Begin Supplied records

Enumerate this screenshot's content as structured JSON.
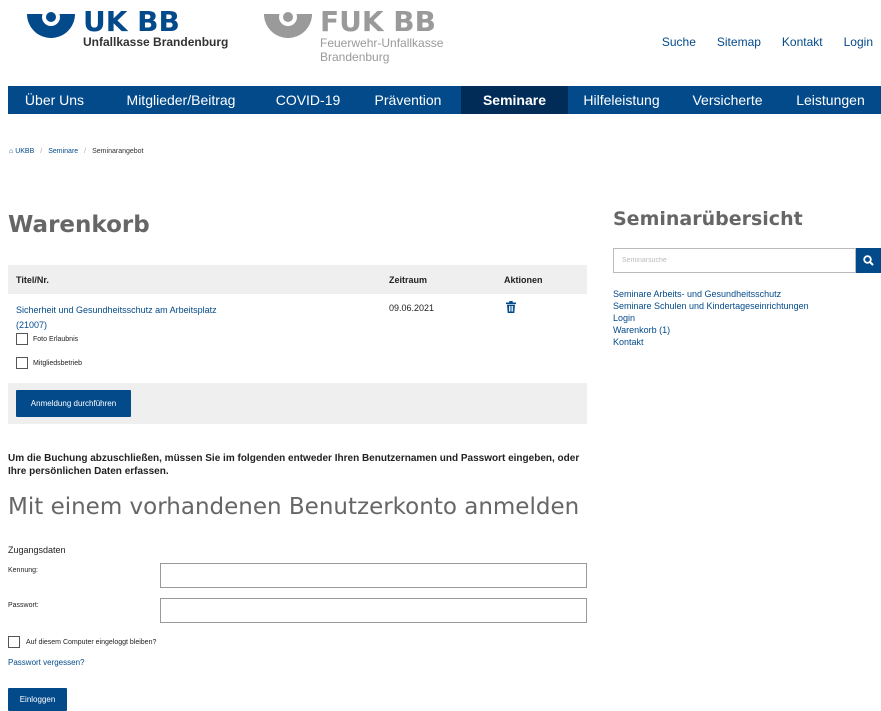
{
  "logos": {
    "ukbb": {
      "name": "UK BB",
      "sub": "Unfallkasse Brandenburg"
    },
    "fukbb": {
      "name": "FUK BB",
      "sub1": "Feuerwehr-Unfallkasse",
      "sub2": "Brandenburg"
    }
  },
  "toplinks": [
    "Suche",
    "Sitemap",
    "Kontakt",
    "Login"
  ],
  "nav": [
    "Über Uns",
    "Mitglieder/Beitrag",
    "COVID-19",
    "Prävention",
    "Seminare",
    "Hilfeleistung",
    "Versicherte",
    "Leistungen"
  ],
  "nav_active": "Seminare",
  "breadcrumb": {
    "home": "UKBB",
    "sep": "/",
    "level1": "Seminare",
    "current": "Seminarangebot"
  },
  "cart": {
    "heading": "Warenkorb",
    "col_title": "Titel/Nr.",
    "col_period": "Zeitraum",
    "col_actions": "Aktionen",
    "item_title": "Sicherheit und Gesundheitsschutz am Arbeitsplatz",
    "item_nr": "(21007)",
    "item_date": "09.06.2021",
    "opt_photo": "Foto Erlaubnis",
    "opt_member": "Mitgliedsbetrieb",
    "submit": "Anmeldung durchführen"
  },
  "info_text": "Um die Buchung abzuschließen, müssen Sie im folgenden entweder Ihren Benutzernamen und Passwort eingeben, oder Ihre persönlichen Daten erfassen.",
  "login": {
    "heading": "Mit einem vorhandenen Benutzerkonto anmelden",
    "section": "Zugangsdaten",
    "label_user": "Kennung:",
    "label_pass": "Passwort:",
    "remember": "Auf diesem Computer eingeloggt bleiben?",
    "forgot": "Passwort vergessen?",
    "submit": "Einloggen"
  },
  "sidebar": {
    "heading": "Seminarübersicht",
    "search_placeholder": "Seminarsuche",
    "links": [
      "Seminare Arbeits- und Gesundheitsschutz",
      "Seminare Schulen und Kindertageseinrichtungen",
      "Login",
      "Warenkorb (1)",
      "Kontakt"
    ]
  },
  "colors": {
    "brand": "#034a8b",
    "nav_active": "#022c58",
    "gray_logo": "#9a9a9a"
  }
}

End Supplied records

- Exercise description -
For each line of the entries that includes "heading", show that line.

- In response -
    "heading": "Warenkorb",
    "heading": "Mit einem vorhandenen Benutzerkonto anmelden",
    "heading": "Seminarübersicht",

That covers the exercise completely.